REQUIRED TASK
Pick out every line of the entries below where "this" occurs, and copy those lines.

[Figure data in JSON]
===============
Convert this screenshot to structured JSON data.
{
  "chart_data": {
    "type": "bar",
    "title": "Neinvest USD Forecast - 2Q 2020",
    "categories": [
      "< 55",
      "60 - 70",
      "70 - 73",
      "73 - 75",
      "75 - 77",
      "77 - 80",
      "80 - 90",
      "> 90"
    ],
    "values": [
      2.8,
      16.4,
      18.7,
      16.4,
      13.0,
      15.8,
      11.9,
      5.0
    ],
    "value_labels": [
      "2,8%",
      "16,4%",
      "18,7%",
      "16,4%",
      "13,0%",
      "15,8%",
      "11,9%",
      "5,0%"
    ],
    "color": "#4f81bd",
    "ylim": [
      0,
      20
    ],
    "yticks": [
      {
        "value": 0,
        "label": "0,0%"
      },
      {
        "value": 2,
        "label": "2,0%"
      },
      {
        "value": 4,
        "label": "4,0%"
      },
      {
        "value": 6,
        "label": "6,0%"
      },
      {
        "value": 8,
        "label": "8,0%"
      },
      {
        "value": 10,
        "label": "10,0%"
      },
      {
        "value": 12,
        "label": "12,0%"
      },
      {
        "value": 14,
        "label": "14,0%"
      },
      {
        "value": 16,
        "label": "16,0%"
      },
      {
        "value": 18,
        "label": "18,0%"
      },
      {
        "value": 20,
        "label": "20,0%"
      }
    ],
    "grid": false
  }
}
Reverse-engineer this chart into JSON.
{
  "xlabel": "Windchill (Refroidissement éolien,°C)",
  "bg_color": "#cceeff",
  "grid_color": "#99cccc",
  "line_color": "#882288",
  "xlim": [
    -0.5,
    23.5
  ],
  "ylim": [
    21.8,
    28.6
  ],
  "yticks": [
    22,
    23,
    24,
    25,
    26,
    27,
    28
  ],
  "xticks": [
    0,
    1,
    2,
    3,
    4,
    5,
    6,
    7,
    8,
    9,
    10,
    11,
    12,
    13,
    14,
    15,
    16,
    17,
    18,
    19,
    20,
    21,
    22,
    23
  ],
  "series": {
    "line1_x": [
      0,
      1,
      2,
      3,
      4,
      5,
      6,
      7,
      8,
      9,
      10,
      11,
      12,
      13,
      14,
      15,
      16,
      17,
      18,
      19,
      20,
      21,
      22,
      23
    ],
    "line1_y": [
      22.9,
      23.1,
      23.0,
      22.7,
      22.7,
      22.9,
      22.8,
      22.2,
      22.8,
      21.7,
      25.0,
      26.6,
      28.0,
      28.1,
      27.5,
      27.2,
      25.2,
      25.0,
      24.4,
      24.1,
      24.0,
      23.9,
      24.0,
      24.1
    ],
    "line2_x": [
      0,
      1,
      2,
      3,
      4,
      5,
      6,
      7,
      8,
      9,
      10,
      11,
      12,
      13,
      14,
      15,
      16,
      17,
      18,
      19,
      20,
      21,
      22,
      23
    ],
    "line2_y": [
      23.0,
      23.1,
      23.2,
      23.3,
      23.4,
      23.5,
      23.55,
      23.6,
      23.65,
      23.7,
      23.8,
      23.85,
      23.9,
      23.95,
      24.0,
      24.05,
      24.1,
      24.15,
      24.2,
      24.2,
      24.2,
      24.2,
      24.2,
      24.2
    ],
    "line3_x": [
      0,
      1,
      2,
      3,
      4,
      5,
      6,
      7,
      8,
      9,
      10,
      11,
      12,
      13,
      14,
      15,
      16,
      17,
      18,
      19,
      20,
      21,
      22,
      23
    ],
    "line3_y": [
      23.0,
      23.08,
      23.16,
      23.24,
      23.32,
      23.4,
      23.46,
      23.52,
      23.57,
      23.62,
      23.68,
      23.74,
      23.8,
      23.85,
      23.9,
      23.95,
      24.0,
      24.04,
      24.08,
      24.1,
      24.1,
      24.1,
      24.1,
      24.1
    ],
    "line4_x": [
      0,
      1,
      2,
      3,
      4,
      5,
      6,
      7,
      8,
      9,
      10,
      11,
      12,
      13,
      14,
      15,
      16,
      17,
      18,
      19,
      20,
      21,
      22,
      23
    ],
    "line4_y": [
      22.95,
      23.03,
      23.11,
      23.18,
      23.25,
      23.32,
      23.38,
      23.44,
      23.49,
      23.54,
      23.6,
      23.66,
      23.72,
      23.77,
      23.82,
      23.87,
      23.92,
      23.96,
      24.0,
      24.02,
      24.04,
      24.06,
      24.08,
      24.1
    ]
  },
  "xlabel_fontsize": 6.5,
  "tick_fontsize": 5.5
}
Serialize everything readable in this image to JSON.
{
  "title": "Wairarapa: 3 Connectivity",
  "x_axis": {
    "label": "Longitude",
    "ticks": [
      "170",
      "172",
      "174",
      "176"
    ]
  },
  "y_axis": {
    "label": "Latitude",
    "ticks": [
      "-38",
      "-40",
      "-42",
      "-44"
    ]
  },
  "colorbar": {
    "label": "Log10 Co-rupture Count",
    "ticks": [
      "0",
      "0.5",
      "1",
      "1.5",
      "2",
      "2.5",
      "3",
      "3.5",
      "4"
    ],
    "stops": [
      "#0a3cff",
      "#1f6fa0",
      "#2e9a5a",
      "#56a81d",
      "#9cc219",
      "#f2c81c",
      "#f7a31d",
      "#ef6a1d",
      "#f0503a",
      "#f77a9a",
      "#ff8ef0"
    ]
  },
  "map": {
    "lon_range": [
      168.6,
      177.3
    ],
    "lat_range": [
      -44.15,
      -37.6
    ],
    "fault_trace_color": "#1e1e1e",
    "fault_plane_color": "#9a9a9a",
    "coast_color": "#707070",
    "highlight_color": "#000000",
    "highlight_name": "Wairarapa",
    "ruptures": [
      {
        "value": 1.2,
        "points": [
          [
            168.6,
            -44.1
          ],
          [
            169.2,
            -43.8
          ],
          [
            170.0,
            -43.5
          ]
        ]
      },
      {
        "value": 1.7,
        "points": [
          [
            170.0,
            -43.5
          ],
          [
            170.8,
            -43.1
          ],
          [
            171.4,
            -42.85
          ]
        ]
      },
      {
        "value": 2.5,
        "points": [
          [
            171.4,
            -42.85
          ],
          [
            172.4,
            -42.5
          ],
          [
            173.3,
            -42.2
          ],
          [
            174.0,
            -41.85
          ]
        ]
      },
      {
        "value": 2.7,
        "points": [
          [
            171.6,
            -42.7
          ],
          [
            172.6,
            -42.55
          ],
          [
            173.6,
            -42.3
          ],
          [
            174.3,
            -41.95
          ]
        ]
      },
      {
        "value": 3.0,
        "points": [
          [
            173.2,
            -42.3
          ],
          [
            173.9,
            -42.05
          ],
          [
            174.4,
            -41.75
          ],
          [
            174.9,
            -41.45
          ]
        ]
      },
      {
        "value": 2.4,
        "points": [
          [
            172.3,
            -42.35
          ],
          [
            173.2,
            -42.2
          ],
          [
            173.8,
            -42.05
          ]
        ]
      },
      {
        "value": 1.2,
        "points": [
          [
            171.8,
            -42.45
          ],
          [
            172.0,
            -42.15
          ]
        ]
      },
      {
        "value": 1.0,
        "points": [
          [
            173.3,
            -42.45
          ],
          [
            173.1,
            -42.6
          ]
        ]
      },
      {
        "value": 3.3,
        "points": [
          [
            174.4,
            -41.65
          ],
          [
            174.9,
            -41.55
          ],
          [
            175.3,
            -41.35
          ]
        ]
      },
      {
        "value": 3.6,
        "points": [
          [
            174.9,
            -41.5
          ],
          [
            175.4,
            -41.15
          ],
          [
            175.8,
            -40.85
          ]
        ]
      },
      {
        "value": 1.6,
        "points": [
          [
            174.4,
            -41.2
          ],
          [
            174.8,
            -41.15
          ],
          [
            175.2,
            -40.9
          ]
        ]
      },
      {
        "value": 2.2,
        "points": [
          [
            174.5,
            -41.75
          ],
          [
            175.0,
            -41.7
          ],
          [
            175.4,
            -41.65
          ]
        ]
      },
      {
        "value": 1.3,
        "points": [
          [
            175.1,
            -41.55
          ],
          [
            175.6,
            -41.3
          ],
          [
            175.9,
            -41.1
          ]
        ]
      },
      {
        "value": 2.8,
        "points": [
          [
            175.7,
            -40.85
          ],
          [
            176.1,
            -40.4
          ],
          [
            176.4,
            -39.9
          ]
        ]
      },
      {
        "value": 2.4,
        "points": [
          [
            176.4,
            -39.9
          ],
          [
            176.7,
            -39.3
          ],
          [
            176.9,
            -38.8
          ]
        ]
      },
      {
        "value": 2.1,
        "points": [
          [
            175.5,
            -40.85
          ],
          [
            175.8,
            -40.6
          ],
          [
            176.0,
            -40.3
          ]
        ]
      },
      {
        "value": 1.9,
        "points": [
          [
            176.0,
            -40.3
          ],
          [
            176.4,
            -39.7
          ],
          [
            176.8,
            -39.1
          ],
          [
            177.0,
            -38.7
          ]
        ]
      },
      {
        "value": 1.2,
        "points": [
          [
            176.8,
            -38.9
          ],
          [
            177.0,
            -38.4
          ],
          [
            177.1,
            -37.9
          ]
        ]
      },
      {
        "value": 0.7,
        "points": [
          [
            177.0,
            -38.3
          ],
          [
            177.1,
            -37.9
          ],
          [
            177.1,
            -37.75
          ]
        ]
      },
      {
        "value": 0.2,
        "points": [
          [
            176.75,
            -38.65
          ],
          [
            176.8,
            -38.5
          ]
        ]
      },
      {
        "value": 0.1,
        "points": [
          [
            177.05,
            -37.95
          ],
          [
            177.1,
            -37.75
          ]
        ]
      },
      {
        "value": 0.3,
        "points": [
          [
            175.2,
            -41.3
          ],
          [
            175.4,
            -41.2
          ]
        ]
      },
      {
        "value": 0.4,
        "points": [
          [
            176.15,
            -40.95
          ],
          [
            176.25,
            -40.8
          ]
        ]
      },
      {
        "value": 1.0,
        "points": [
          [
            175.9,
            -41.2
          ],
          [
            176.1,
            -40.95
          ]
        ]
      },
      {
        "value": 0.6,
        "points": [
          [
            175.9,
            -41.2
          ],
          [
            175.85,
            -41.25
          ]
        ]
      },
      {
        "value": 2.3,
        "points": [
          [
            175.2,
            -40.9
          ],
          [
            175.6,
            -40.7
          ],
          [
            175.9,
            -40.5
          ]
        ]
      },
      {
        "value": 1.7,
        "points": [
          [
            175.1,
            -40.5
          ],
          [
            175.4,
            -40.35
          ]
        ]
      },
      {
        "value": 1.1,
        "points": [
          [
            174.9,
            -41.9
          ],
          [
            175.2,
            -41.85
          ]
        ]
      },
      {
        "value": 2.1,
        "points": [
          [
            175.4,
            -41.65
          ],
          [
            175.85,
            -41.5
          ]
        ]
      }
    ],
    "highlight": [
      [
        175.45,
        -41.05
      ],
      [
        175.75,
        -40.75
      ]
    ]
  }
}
===============
EXPECTED ANSWER
Convert this screenshot to structured JSON data.
Reverse-engineer this chart into JSON.
Serialize everything readable in this image to JSON.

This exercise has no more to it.